# [Problem statement]
Give an exact transcription of every line, dropping the images.

(Stored records)
● ● ● ● ● ● ●

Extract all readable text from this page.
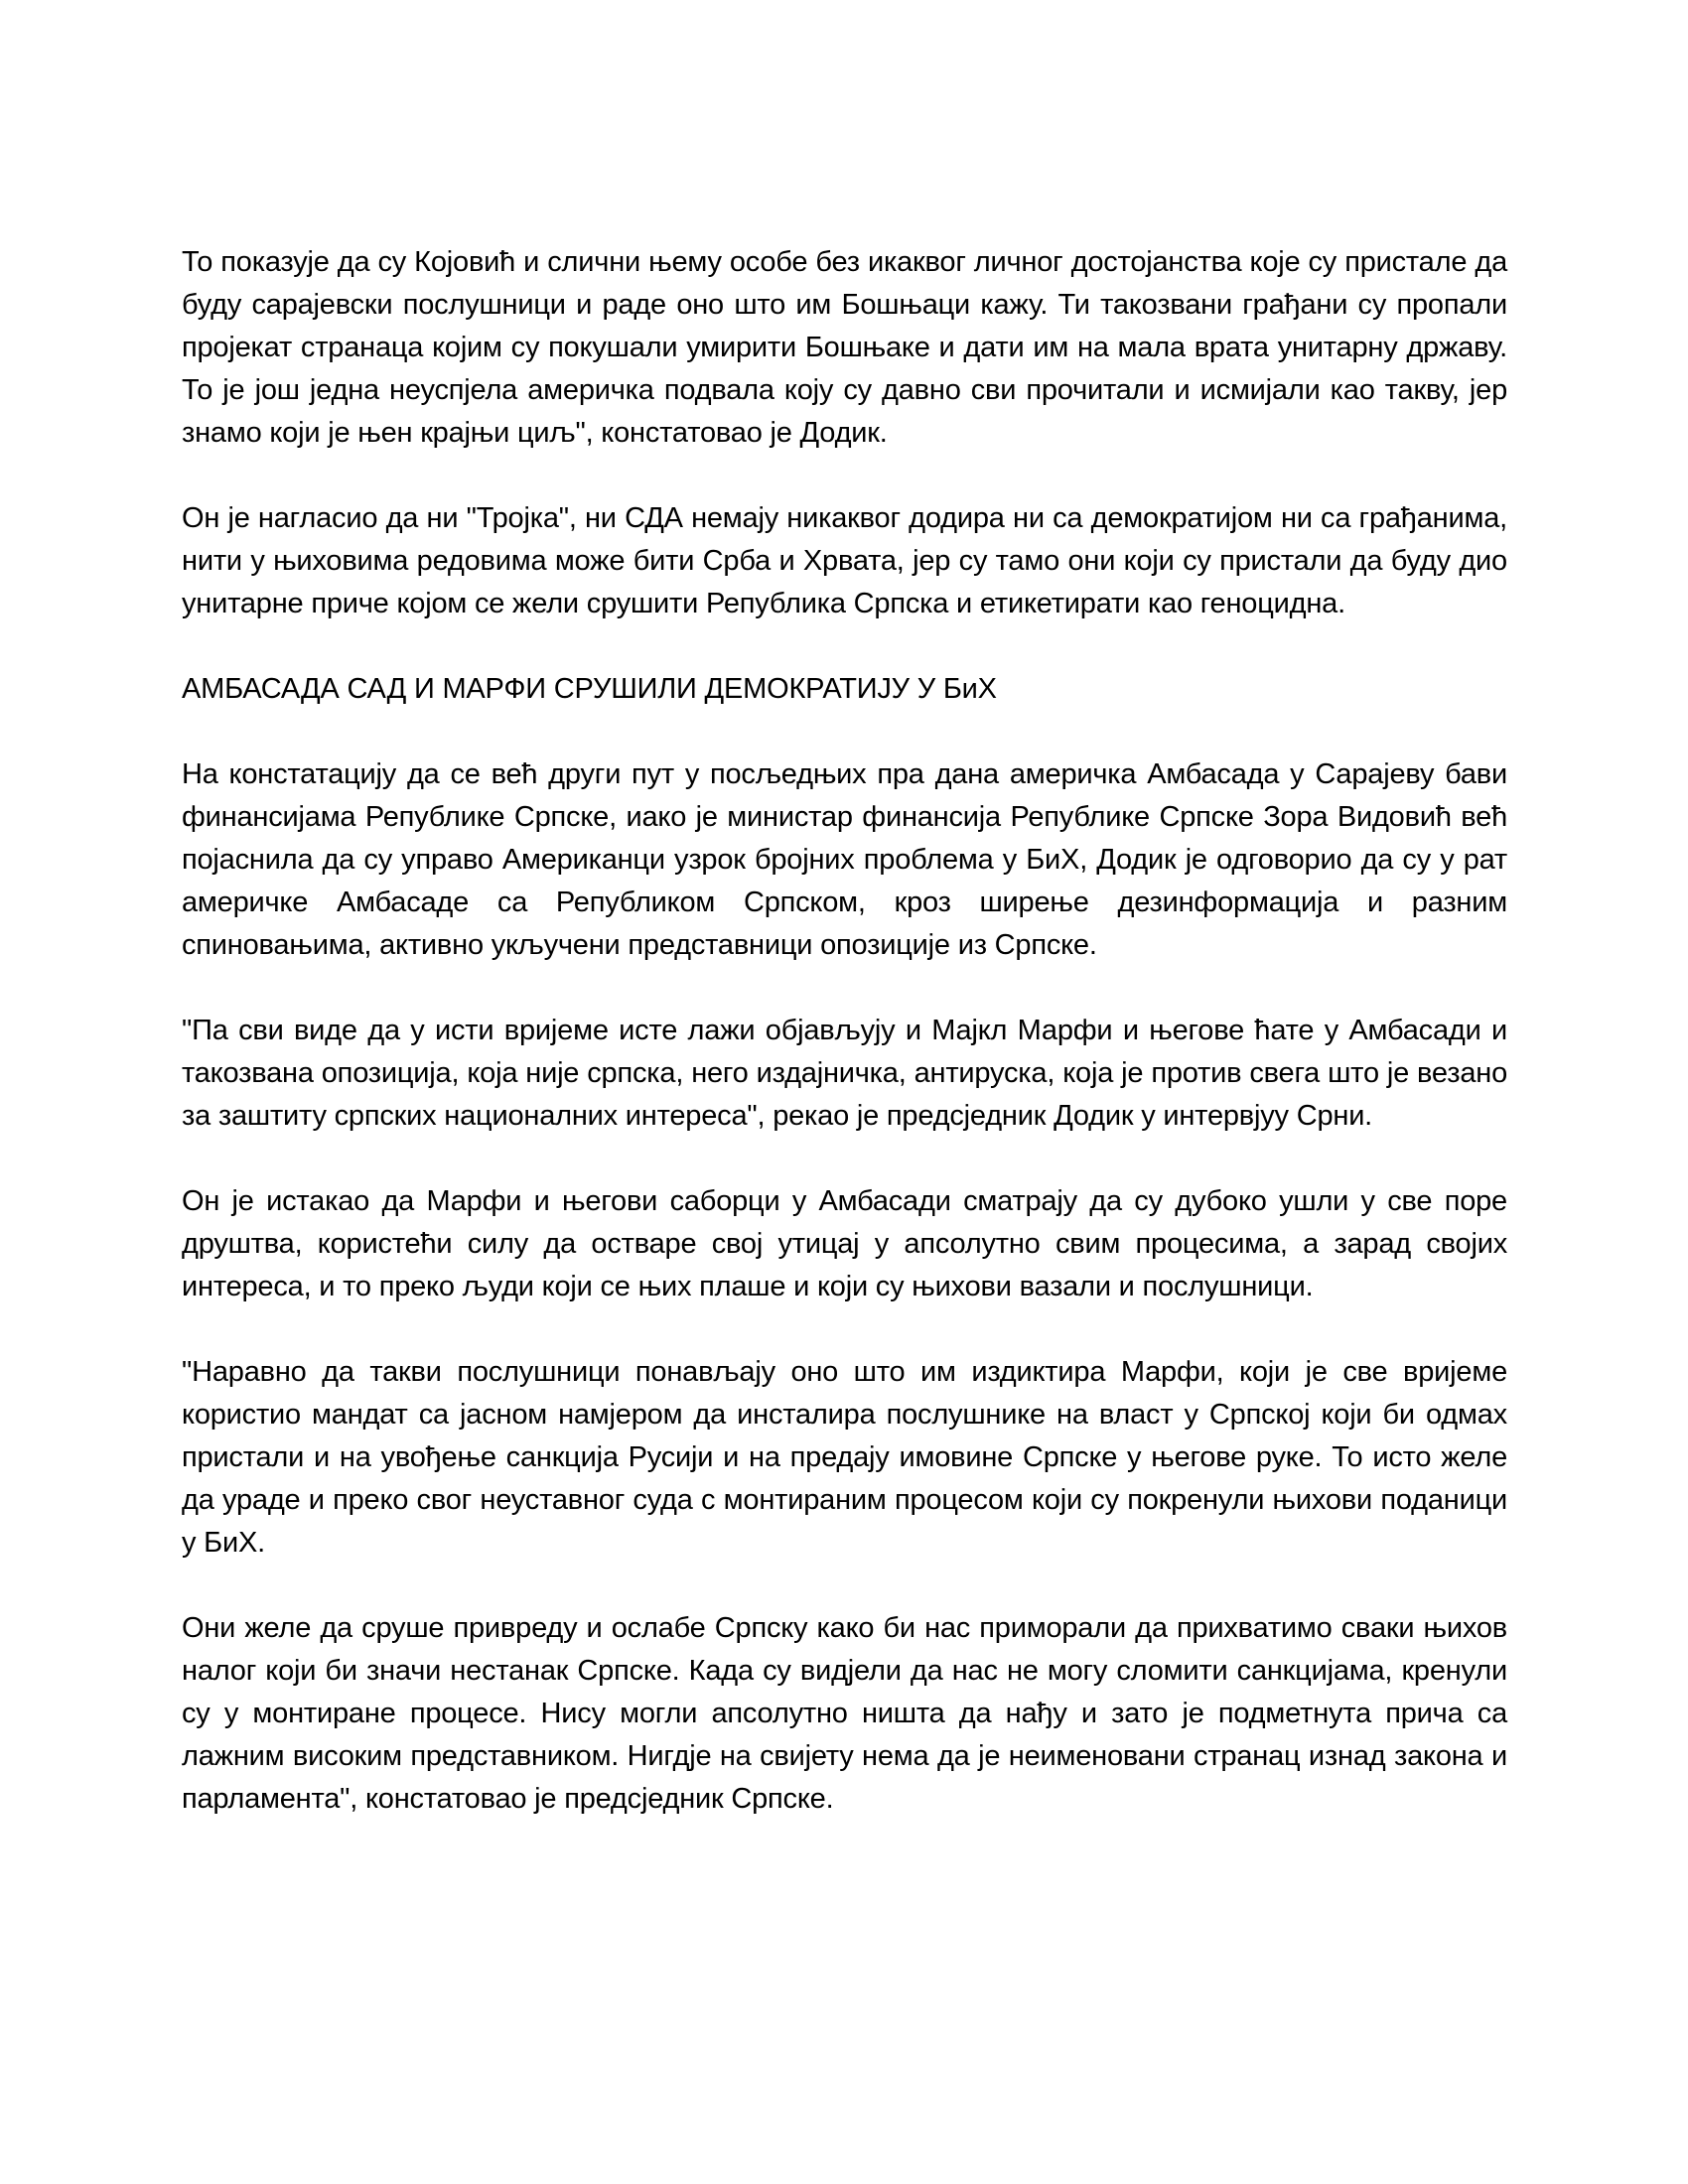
То показује да су Којовић и слични њему особе без икаквог личног достојанства које су пристале да буду сарајевски послушници и раде оно што им Бошњаци кажу. Ти такозвани грађани су пропали пројекат странаца којим су покушали умирити Бошњаке и дати им на мала врата унитарну државу. То је још једна неуспјела америчка подвала коју су давно сви прочитали и исмијали као такву, јер знамо који је њен крајњи циљ", констатовао је Додик.

Он је нагласио да ни "Тројка", ни СДА немају никаквог додира ни са демократијом ни са грађанима, нити у њиховима редовима може бити Срба и Хрвата, јер су тамо они који су пристали да буду дио унитарне приче којом се жели срушити Република Српска и етикетирати као геноцидна.

АМБАСАДА САД И МАРФИ СРУШИЛИ ДЕМОКРАТИЈУ У БиХ

На констатацију да се већ други пут у посљедњих пра дана америчка Амбасада у Сарајеву бави финансијама Републике Српске, иако је министар финансија Републике Српске Зора Видовић већ појаснила да су управо Американци узрок бројних проблема у БиХ, Додик је одговорио да су у рат америчке Амбасаде са Републиком Српском, кроз ширење дезинформација и разним спиновањима, активно укључени представници опозиције из Српске.

"Па сви виде да у исти вријеме исте лажи објављују и Мајкл Марфи и његове ћате у Амбасади и такозвана опозиција, која није српска, него издајничка, антируска, која је против свега што је везано за заштиту српских националних интереса", рекао је предсједник Додик у интервјуу Срни.

Он је истакао да Марфи и његови саборци у Амбасади сматрају да су дубоко ушли у све поре друштва, користећи силу да остваре свој утицај у апсолутно свим процесима, а зарад својих интереса, и то преко људи који се њих плаше и који су њихови вазали и послушници.

"Наравно да такви послушници понављају оно што им издиктира Марфи, који је све вријеме користио мандат са јасном намјером да инсталира послушнике на власт у Српској који би одмах пристали и на увођење санкција Русији и на предају имовине Српске у његове руке. То исто желе да ураде и преко свог неуставног суда с монтираним процесом који су покренули њихови поданици у БиХ.

Они желе да сруше привреду и ослабе Српску како би нас приморали да прихватимо сваки њихов налог који би значи нестанак Српске. Када су видјели да нас не могу сломити санкцијама, кренули су у монтиране процесе. Нису могли апсолутно ништа да нађу и зато је подметнута прича са лажним високим представником. Нигдје на свијету нема да је неименовани странац изнад закона и парламента", констатовао је предсједник Српске.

● ● ● ● ● ● ●

# [Correct answer]
Extract all readable text from this page.
То показује да су Којовић и слични њему особе без икаквог личног достојанства које су пристале да буду сарајевски послушници и раде оно што им Бошњаци кажу. Ти такозвани грађани су пропали пројекат странаца којим су покушали умирити Бошњаке и дати им на мала врата унитарну државу. То је још једна неуспјела америчка подвала коју су давно сви прочитали и исмијали као такву, јер знамо који је њен крајњи циљ", констатовао је Додик.

Он је нагласио да ни "Тројка", ни СДА немају никаквог додира ни са демократијом ни са грађанима, нити у њиховима редовима може бити Срба и Хрвата, јер су тамо они који су пристали да буду дио унитарне приче којом се жели срушити Република Српска и етикетирати као геноцидна.

АМБАСАДА САД И МАРФИ СРУШИЛИ ДЕМОКРАТИЈУ У БиХ

На констатацију да се већ други пут у посљедњих пра дана америчка Амбасада у Сарајеву бави финансијама Републике Српске, иако је министар финансија Републике Српске Зора Видовић већ појаснила да су управо Американци узрок бројних проблема у БиХ, Додик је одговорио да су у рат америчке Амбасаде са Републиком Српском, кроз ширење дезинформација и разним спиновањима, активно укључени представници опозиције из Српске.

"Па сви виде да у исти вријеме исте лажи објављују и Мајкл Марфи и његове ћате у Амбасади и такозвана опозиција, која није српска, него издајничка, антируска, која је против свега што је везано за заштиту српских националних интереса", рекао је предсједник Додик у интервјуу Срни.

Он је истакао да Марфи и његови саборци у Амбасади сматрају да су дубоко ушли у све поре друштва, користећи силу да остваре свој утицај у апсолутно свим процесима, а зарад својих интереса, и то преко људи који се њих плаше и који су њихови вазали и послушници.

"Наравно да такви послушници понављају оно што им издиктира Марфи, који је све вријеме користио мандат са јасном намјером да инсталира послушнике на власт у Српској који би одмах пристали и на увођење санкција Русији и на предају имовине Српске у његове руке. То исто желе да ураде и преко свог неуставног суда с монтираним процесом који су покренули њихови поданици у БиХ.

Они желе да сруше привреду и ослабе Српску како би нас приморали да прихватимо сваки њихов налог који би значи нестанак Српске. Када су видјели да нас не могу сломити санкцијама, кренули су у монтиране процесе. Нису могли апсолутно ништа да нађу и зато је подметнута прича са лажним високим представником. Нигдје на свијету нема да је неименовани странац изнад закона и парламента", констатовао је предсједник Српске.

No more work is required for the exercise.